Texte choisi:
»»

Ils obtiennent le soutien de personnalités politiques en campagne électorale6 ainsi que celui d’une presse en mal de sensationnel : quel intérêt y aurait-il à parler des structures de soins du public qui marchent et dont les familles sont satisfaites alors qu’il est plus médiatique de dénoncer le « scandale français ».

Conclusion : mobilisez-vous

Refusons les amalgames malsains : On nous parle du retard de la France dans la prise en charge de l’autisme. Il est réel mais par manque de moyens : de nombreux enfants, adolescents et adultes autistes sont presque entièrement à la charge de leur famille ou doivent trouver une structure d’accompagnement en Belgique. Sur les 4 100 places prévues dans le plan 2008-2010, 2530 restent à créer7 ! Il ne faut pas jouer sur les mots et faire croire que ce retard est lié à l’archaïsme des modalités de prise en charge en France qui ne se sont pas converties au tout cognitivo-comportementalisme anglo-saxon ou nord européen. Dans les pays qui ont appliqué massivement ces méthodes des chercheurs et des associations de personnes autistes prennent actuellement du recul et adoptent une attitude critique. Doit on faire les mêmes erreurs, sous prétexte de modernisme, avec une décennie de retard ? Doit-on absolument copier les pays anglo-saxons qui ont développé des méthodes éducatives à défaut d’avoir un service public de pédopsychiatrie digne de ce nom ?

Opposons-nous à une communication irresponsable : de nombreuses familles que nous suivons ont été désarçonnées par les annonces gouvernementales reprises de façon tonitruantes dans la presse. Elles on remis en cause les soins prodigués à leurs enfants. Cherchant, à juste titre, à donner les meilleures chances à leur enfant elles ont souffert, de peur de s’être trompées dans leur choix. L’alliance thérapeutique est difficile à construire avec des familles meurtries et en souffrance, mettre en cause les soins que reçoivent les enfants dans le service public relève d’une lourde responsabilité. Pour contenter quelques électeurs on occasionne des souffrances inutiles à une majorité silencieuse et on risque de mettre en péril la nécessaire continuité des soins.

««

Données fournies:
»»

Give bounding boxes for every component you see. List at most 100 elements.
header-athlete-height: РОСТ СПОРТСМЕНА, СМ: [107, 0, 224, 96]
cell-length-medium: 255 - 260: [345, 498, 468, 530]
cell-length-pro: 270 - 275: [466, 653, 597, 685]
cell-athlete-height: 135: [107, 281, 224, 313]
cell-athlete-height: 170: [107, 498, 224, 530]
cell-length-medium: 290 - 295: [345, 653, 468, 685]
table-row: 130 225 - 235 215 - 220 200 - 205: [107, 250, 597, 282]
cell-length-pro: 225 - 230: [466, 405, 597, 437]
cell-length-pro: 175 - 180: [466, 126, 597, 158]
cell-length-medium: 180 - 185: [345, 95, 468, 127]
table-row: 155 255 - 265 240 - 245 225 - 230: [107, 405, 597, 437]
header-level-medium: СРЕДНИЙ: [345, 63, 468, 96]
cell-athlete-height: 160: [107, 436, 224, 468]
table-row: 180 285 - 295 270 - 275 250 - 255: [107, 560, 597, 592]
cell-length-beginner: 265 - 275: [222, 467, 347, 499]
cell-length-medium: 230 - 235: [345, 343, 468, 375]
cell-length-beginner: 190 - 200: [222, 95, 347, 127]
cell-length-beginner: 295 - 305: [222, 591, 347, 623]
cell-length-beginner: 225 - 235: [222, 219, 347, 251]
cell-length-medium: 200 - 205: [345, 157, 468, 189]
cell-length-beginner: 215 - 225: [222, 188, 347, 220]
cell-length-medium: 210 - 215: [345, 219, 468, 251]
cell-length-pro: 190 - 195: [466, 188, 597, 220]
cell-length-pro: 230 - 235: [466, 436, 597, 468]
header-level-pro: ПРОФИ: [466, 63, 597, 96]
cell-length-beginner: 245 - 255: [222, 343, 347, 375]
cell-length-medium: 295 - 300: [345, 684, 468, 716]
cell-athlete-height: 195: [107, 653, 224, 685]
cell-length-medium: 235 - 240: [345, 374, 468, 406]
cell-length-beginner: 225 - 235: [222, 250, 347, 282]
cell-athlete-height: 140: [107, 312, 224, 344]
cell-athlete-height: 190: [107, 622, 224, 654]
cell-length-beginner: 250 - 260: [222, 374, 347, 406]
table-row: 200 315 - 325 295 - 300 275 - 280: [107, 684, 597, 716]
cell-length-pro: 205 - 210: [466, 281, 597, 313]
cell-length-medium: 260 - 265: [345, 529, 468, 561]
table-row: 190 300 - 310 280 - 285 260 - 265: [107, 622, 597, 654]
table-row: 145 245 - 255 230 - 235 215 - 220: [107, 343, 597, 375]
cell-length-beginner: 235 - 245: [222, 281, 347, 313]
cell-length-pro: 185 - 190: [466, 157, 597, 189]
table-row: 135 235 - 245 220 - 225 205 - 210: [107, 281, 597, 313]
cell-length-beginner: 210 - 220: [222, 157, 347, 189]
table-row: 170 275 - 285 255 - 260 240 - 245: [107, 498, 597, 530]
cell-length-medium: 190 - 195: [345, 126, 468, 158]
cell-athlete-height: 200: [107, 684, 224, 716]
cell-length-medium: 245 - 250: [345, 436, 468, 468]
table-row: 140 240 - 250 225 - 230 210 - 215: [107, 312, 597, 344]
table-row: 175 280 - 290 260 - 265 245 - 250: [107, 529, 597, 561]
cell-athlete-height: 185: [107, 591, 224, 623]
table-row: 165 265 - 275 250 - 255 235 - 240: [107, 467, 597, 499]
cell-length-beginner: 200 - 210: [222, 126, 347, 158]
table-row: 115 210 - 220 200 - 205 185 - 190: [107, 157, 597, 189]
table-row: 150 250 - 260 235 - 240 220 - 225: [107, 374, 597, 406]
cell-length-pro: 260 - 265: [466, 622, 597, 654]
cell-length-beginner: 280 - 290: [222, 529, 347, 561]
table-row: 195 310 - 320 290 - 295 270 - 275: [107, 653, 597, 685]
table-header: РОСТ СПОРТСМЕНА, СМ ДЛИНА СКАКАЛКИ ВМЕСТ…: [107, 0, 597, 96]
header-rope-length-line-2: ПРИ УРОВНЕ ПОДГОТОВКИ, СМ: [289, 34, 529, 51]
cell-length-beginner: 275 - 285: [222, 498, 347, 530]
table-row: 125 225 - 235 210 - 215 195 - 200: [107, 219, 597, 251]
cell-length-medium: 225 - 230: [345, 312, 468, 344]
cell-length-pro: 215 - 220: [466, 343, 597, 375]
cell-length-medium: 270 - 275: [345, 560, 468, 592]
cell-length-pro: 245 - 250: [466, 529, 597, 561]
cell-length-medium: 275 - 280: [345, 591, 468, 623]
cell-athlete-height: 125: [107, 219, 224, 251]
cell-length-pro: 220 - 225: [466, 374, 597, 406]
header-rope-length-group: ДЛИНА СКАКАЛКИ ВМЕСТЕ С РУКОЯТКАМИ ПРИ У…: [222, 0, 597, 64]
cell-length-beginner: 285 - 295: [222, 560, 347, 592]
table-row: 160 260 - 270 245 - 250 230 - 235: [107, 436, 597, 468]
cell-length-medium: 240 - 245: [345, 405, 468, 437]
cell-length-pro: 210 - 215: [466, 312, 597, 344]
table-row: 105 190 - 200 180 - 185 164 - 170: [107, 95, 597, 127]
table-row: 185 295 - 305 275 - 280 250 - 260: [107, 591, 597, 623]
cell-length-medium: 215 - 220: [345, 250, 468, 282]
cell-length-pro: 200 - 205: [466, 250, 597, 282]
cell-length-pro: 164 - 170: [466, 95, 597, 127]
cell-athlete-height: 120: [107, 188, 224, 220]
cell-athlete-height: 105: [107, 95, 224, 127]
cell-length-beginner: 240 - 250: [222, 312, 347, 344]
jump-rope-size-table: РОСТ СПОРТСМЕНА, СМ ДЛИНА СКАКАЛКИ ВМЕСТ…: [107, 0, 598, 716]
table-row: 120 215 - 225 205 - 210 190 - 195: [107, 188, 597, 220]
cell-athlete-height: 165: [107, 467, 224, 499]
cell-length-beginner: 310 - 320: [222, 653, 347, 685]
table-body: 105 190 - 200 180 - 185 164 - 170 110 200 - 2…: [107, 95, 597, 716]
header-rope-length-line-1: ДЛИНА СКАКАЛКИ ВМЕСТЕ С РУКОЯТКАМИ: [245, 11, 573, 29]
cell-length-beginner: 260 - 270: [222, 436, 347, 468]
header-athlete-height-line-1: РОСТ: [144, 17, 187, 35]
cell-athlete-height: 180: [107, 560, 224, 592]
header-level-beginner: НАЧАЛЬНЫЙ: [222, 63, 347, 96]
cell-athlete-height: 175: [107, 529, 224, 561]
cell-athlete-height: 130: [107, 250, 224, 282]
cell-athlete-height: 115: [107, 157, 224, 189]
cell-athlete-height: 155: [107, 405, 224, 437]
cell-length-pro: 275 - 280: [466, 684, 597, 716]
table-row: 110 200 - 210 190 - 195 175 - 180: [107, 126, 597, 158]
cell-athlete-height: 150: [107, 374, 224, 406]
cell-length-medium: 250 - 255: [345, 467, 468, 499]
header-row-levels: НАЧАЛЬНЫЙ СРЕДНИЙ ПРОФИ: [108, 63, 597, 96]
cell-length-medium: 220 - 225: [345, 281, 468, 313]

««

À produire: Recopiez le passage du texte sur la prise en charge de l'autisme, depuis « Opposons-nous à une » jusqu'à « continuité des soins. » inclus.

Réponse attendue:
Opposons-nous à une communication irresponsable : de nombreuses familles que nous suivons ont été désarçonnées par les annonces gouvernementales reprises de façon tonitruantes dans la presse. Elles on remis en cause les soins prodigués à leurs enfants. Cherchant, à juste titre, à donner les meilleures chances à leur enfant elles ont souffert, de peur de s’être trompées dans leur choix. L’alliance thérapeutique est difficile à construire avec des familles meurtries et en souffrance, mettre en cause les soins que reçoivent les enfants dans le service public relève d’une lourde responsabilité. Pour contenter quelques électeurs on occasionne des souffrances inutiles à une majorité silencieuse et on risque de mettre en péril la nécessaire continuité des soins.